Task requirements ->
Write out the full set of records below exactly.

--

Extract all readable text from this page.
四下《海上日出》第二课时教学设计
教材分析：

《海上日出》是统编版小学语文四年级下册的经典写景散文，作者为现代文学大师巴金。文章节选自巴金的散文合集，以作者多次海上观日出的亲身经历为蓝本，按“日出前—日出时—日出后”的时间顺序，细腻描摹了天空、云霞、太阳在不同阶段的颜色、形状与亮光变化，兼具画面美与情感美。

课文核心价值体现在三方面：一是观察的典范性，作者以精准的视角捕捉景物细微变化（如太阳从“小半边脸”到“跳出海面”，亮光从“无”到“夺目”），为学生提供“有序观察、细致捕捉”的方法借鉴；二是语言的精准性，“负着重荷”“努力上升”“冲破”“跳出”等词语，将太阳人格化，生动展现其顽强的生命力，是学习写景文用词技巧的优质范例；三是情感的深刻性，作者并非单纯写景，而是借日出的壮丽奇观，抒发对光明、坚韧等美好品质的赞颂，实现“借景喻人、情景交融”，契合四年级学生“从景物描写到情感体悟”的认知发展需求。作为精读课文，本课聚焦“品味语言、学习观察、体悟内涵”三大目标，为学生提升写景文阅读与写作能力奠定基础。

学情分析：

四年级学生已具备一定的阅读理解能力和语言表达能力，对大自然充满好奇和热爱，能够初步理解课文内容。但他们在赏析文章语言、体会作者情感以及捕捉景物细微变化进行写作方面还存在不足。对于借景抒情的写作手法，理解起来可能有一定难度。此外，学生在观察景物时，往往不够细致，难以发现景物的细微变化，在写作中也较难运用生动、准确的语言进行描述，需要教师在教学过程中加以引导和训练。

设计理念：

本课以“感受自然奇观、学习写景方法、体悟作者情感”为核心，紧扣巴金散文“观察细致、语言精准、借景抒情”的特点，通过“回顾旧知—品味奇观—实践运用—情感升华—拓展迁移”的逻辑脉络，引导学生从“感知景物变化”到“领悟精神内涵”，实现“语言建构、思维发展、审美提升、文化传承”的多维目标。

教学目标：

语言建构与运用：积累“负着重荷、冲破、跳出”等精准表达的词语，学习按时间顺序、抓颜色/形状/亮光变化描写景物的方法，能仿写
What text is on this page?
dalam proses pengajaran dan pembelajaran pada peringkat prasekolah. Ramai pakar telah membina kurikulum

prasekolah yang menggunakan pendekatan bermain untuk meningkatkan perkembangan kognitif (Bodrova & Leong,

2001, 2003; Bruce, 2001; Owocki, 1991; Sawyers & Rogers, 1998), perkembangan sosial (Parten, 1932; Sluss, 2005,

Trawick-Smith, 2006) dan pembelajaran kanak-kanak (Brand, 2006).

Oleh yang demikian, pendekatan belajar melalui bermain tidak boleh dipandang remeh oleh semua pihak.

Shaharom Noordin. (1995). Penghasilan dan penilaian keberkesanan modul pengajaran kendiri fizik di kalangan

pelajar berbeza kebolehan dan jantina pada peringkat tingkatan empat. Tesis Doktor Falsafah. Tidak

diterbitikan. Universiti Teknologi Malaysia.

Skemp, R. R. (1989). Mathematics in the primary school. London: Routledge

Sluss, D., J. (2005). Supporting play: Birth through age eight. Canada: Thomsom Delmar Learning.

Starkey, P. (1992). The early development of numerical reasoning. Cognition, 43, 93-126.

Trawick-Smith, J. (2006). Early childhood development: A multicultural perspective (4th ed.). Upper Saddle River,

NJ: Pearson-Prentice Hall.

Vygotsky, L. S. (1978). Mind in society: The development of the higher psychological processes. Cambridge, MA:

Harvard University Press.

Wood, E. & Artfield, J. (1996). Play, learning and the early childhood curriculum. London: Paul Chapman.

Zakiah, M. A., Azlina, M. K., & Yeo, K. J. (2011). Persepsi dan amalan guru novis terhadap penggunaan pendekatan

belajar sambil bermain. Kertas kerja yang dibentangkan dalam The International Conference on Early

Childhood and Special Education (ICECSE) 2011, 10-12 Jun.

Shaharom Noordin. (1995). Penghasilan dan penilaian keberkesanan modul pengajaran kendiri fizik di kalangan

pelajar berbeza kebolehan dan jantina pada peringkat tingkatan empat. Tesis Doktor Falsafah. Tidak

--

Finished answer ->
Extract all readable text from this page.
四下《海上日出》第二课时教学设计
教材分析：

《海上日出》是统编版小学语文四年级下册的经典写景散文，作者为现代文学大师巴金。文章节选自巴金的散文合集，以作者多次海上观日出的亲身经历为蓝本，按“日出前—日出时—日出后”的时间顺序，细腻描摹了天空、云霞、太阳在不同阶段的颜色、形状与亮光变化，兼具画面美与情感美。

课文核心价值体现在三方面：一是观察的典范性，作者以精准的视角捕捉景物细微变化（如太阳从“小半边脸”到“跳出海面”，亮光从“无”到“夺目”），为学生提供“有序观察、细致捕捉”的方法借鉴；二是语言的精准性，“负着重荷”“努力上升”“冲破”“跳出”等词语，将太阳人格化，生动展现其顽强的生命力，是学习写景文用词技巧的优质范例；三是情感的深刻性，作者并非单纯写景，而是借日出的壮丽奇观，抒发对光明、坚韧等美好品质的赞颂，实现“借景喻人、情景交融”，契合四年级学生“从景物描写到情感体悟”的认知发展需求。作为精读课文，本课聚焦“品味语言、学习观察、体悟内涵”三大目标，为学生提升写景文阅读与写作能力奠定基础。

学情分析：

四年级学生已具备一定的阅读理解能力和语言表达能力，对大自然充满好奇和热爱，能够初步理解课文内容。但他们在赏析文章语言、体会作者情感以及捕捉景物细微变化进行写作方面还存在不足。对于借景抒情的写作手法，理解起来可能有一定难度。此外，学生在观察景物时，往往不够细致，难以发现景物的细微变化，在写作中也较难运用生动、准确的语言进行描述，需要教师在教学过程中加以引导和训练。

设计理念：

本课以“感受自然奇观、学习写景方法、体悟作者情感”为核心，紧扣巴金散文“观察细致、语言精准、借景抒情”的特点，通过“回顾旧知—品味奇观—实践运用—情感升华—拓展迁移”的逻辑脉络，引导学生从“感知景物变化”到“领悟精神内涵”，实现“语言建构、思维发展、审美提升、文化传承”的多维目标。

教学目标：

语言建构与运用：积累“负着重荷、冲破、跳出”等精准表达的词语，学习按时间顺序、抓颜色/形状/亮光变化描写景物的方法，能仿写
What text is on this page?
dalam proses pengajaran dan pembelajaran pada peringkat prasekolah. Ramai pakar telah membina kurikulum

prasekolah yang menggunakan pendekatan bermain untuk meningkatkan perkembangan kognitif (Bodrova & Leong,

2001, 2003; Bruce, 2001; Owocki, 1991; Sawyers & Rogers, 1998), perkembangan sosial (Parten, 1932; Sluss, 2005,

Trawick-Smith, 2006) dan pembelajaran kanak-kanak (Brand, 2006).

Oleh yang demikian, pendekatan belajar melalui bermain tidak boleh dipandang remeh oleh semua pihak.

Shaharom Noordin. (1995). Penghasilan dan penilaian keberkesanan modul pengajaran kendiri fizik di kalangan

pelajar berbeza kebolehan dan jantina pada peringkat tingkatan empat. Tesis Doktor Falsafah. Tidak

diterbitikan. Universiti Teknologi Malaysia.

Skemp, R. R. (1989). Mathematics in the primary school. London: Routledge

Sluss, D., J. (2005). Supporting play: Birth through age eight. Canada: Thomsom Delmar Learning.

Starkey, P. (1992). The early development of numerical reasoning. Cognition, 43, 93-126.

Trawick-Smith, J. (2006). Early childhood development: A multicultural perspective (4th ed.). Upper Saddle River,

NJ: Pearson-Prentice Hall.

Vygotsky, L. S. (1978). Mind in society: The development of the higher psychological processes. Cambridge, MA:

Harvard University Press.

Wood, E. & Artfield, J. (1996). Play, learning and the early childhood curriculum. London: Paul Chapman.

Zakiah, M. A., Azlina, M. K., & Yeo, K. J. (2011). Persepsi dan amalan guru novis terhadap penggunaan pendekatan

belajar sambil bermain. Kertas kerja yang dibentangkan dalam The International Conference on Early

Childhood and Special Education (ICECSE) 2011, 10-12 Jun.

Shaharom Noordin. (1995). Penghasilan dan penilaian keberkesanan modul pengajaran kendiri fizik di kalangan

pelajar berbeza kebolehan dan jantina pada peringkat tingkatan empat. Tesis Doktor Falsafah. Tidak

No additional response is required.